## WHAT THE EXERCISE ASKS
Repeat the material below exactly, line for line.

BEGIN

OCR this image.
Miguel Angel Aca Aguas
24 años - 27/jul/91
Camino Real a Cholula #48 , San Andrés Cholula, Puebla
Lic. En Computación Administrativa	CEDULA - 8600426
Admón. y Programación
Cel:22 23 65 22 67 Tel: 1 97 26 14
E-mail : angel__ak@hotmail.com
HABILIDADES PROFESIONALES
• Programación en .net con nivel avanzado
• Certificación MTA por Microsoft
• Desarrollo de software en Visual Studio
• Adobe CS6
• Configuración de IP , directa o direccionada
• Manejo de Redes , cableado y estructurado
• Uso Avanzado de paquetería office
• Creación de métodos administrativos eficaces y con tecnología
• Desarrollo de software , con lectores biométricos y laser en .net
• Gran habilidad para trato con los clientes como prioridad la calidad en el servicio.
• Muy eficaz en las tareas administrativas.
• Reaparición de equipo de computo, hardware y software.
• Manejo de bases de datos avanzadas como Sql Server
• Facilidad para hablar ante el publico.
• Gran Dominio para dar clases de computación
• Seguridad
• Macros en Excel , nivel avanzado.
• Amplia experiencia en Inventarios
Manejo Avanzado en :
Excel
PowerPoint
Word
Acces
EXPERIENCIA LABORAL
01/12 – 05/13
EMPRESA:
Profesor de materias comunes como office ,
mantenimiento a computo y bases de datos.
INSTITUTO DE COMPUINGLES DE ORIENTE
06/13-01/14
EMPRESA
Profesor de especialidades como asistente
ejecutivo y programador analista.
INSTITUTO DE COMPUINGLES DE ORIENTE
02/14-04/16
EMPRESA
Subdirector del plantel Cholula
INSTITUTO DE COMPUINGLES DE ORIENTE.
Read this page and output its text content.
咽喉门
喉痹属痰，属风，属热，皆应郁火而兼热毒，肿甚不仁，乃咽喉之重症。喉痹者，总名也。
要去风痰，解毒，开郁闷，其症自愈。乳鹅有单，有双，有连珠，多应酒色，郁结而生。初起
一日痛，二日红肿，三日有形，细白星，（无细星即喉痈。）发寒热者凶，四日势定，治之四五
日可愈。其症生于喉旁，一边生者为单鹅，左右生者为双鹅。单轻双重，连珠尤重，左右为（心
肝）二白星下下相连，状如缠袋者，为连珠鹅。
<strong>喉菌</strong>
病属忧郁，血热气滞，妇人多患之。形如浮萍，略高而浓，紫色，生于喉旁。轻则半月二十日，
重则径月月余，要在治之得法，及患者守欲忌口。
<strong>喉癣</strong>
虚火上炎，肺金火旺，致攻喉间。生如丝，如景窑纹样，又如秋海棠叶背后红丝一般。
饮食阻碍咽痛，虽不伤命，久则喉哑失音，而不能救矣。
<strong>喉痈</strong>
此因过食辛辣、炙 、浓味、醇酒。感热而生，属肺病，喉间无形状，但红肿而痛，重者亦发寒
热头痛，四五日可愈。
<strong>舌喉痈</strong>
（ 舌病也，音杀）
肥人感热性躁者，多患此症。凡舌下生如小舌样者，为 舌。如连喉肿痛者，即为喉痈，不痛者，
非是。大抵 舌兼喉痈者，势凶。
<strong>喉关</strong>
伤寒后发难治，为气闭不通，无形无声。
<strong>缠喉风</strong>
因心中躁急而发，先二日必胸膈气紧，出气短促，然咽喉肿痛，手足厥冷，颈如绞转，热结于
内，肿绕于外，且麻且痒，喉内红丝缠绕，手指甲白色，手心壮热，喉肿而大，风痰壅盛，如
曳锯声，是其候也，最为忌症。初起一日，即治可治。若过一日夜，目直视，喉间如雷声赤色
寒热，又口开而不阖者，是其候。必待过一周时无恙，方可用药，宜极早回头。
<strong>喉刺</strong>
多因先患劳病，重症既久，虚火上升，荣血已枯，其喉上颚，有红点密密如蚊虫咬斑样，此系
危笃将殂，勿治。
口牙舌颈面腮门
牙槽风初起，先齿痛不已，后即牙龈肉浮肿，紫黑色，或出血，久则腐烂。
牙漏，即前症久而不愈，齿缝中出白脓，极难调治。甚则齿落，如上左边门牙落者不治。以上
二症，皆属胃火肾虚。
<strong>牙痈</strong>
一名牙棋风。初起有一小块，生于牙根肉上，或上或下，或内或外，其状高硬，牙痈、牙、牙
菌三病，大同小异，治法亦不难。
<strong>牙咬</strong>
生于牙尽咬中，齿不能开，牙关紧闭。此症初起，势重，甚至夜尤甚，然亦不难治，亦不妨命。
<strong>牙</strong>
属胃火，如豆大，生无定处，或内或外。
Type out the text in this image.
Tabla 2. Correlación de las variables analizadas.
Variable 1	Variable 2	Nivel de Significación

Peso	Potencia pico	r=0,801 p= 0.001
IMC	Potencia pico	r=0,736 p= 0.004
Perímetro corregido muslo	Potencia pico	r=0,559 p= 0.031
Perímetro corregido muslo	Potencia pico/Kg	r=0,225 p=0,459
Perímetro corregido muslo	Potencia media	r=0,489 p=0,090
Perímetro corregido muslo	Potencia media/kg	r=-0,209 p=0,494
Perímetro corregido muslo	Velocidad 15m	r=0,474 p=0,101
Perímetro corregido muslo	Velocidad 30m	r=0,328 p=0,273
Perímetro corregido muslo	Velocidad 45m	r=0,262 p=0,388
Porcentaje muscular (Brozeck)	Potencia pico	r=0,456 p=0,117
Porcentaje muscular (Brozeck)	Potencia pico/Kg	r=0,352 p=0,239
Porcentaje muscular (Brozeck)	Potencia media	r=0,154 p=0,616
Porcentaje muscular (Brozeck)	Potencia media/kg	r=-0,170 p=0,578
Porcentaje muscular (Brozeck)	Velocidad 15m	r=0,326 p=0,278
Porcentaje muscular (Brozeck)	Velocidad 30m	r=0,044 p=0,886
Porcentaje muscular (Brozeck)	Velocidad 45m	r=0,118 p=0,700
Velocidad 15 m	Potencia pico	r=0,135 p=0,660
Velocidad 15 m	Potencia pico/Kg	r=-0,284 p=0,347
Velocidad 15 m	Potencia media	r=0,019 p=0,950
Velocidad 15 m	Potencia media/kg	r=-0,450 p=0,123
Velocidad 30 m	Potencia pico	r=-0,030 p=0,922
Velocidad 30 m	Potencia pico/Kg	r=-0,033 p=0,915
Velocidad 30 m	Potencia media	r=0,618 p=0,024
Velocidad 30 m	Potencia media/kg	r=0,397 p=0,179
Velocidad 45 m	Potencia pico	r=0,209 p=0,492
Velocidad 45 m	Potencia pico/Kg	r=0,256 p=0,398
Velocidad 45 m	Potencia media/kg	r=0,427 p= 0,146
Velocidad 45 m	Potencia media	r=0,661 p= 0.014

END

## OUTPUT
OCR this image.
Miguel Angel Aca Aguas
24 años - 27/jul/91
Camino Real a Cholula #48 , San Andrés Cholula, Puebla
Lic. En Computación Administrativa	CEDULA - 8600426
Admón. y Programación
Cel:22 23 65 22 67 Tel: 1 97 26 14
E-mail : angel__ak@hotmail.com
HABILIDADES PROFESIONALES
• Programación en .net con nivel avanzado
• Certificación MTA por Microsoft
• Desarrollo de software en Visual Studio
• Adobe CS6
• Configuración de IP , directa o direccionada
• Manejo de Redes , cableado y estructurado
• Uso Avanzado de paquetería office
• Creación de métodos administrativos eficaces y con tecnología
• Desarrollo de software , con lectores biométricos y laser en .net
• Gran habilidad para trato con los clientes como prioridad la calidad en el servicio.
• Muy eficaz en las tareas administrativas.
• Reaparición de equipo de computo, hardware y software.
• Manejo de bases de datos avanzadas como Sql Server
• Facilidad para hablar ante el publico.
• Gran Dominio para dar clases de computación
• Seguridad
• Macros en Excel , nivel avanzado.
• Amplia experiencia en Inventarios
Manejo Avanzado en :
Excel
PowerPoint
Word
Acces
EXPERIENCIA LABORAL
01/12 – 05/13
EMPRESA:
Profesor de materias comunes como office ,
mantenimiento a computo y bases de datos.
INSTITUTO DE COMPUINGLES DE ORIENTE
06/13-01/14
EMPRESA
Profesor de especialidades como asistente
ejecutivo y programador analista.
INSTITUTO DE COMPUINGLES DE ORIENTE
02/14-04/16
EMPRESA
Subdirector del plantel Cholula
INSTITUTO DE COMPUINGLES DE ORIENTE.
Read this page and output its text content.
咽喉门
喉痹属痰，属风，属热，皆应郁火而兼热毒，肿甚不仁，乃咽喉之重症。喉痹者，总名也。
要去风痰，解毒，开郁闷，其症自愈。乳鹅有单，有双，有连珠，多应酒色，郁结而生。初起
一日痛，二日红肿，三日有形，细白星，（无细星即喉痈。）发寒热者凶，四日势定，治之四五
日可愈。其症生于喉旁，一边生者为单鹅，左右生者为双鹅。单轻双重，连珠尤重，左右为（心
肝）二白星下下相连，状如缠袋者，为连珠鹅。
<strong>喉菌</strong>
病属忧郁，血热气滞，妇人多患之。形如浮萍，略高而浓，紫色，生于喉旁。轻则半月二十日，
重则径月月余，要在治之得法，及患者守欲忌口。
<strong>喉癣</strong>
虚火上炎，肺金火旺，致攻喉间。生如丝，如景窑纹样，又如秋海棠叶背后红丝一般。
饮食阻碍咽痛，虽不伤命，久则喉哑失音，而不能救矣。
<strong>喉痈</strong>
此因过食辛辣、炙 、浓味、醇酒。感热而生，属肺病，喉间无形状，但红肿而痛，重者亦发寒
热头痛，四五日可愈。
<strong>舌喉痈</strong>
（ 舌病也，音杀）
肥人感热性躁者，多患此症。凡舌下生如小舌样者，为 舌。如连喉肿痛者，即为喉痈，不痛者，
非是。大抵 舌兼喉痈者，势凶。
<strong>喉关</strong>
伤寒后发难治，为气闭不通，无形无声。
<strong>缠喉风</strong>
因心中躁急而发，先二日必胸膈气紧，出气短促，然咽喉肿痛，手足厥冷，颈如绞转，热结于
内，肿绕于外，且麻且痒，喉内红丝缠绕，手指甲白色，手心壮热，喉肿而大，风痰壅盛，如
曳锯声，是其候也，最为忌症。初起一日，即治可治。若过一日夜，目直视，喉间如雷声赤色
寒热，又口开而不阖者，是其候。必待过一周时无恙，方可用药，宜极早回头。
<strong>喉刺</strong>
多因先患劳病，重症既久，虚火上升，荣血已枯，其喉上颚，有红点密密如蚊虫咬斑样，此系
危笃将殂，勿治。
口牙舌颈面腮门
牙槽风初起，先齿痛不已，后即牙龈肉浮肿，紫黑色，或出血，久则腐烂。
牙漏，即前症久而不愈，齿缝中出白脓，极难调治。甚则齿落，如上左边门牙落者不治。以上
二症，皆属胃火肾虚。
<strong>牙痈</strong>
一名牙棋风。初起有一小块，生于牙根肉上，或上或下，或内或外，其状高硬，牙痈、牙、牙
菌三病，大同小异，治法亦不难。
<strong>牙咬</strong>
生于牙尽咬中，齿不能开，牙关紧闭。此症初起，势重，甚至夜尤甚，然亦不难治，亦不妨命。
<strong>牙</strong>
属胃火，如豆大，生无定处，或内或外。
Type out the text in this image.
Tabla 2. Correlación de las variables analizadas.
Variable 1	Variable 2	Nivel de Significación

Peso	Potencia pico	r=0,801 p= 0.001
IMC	Potencia pico	r=0,736 p= 0.004
Perímetro corregido muslo	Potencia pico	r=0,559 p= 0.031
Perímetro corregido muslo	Potencia pico/Kg	r=0,225 p=0,459
Perímetro corregido muslo	Potencia media	r=0,489 p=0,090
Perímetro corregido muslo	Potencia media/kg	r=-0,209 p=0,494
Perímetro corregido muslo	Velocidad 15m	r=0,474 p=0,101
Perímetro corregido muslo	Velocidad 30m	r=0,328 p=0,273
Perímetro corregido muslo	Velocidad 45m	r=0,262 p=0,388
Porcentaje muscular (Brozeck)	Potencia pico	r=0,456 p=0,117
Porcentaje muscular (Brozeck)	Potencia pico/Kg	r=0,352 p=0,239
Porcentaje muscular (Brozeck)	Potencia media	r=0,154 p=0,616
Porcentaje muscular (Brozeck)	Potencia media/kg	r=-0,170 p=0,578
Porcentaje muscular (Brozeck)	Velocidad 15m	r=0,326 p=0,278
Porcentaje muscular (Brozeck)	Velocidad 30m	r=0,044 p=0,886
Porcentaje muscular (Brozeck)	Velocidad 45m	r=0,118 p=0,700
Velocidad 15 m	Potencia pico	r=0,135 p=0,660
Velocidad 15 m	Potencia pico/Kg	r=-0,284 p=0,347
Velocidad 15 m	Potencia media	r=0,019 p=0,950
Velocidad 15 m	Potencia media/kg	r=-0,450 p=0,123
Velocidad 30 m	Potencia pico	r=-0,030 p=0,922
Velocidad 30 m	Potencia pico/Kg	r=-0,033 p=0,915
Velocidad 30 m	Potencia media	r=0,618 p=0,024
Velocidad 30 m	Potencia media/kg	r=0,397 p=0,179
Velocidad 45 m	Potencia pico	r=0,209 p=0,492
Velocidad 45 m	Potencia pico/Kg	r=0,256 p=0,398
Velocidad 45 m	Potencia media/kg	r=0,427 p= 0,146
Velocidad 45 m	Potencia media	r=0,661 p= 0.014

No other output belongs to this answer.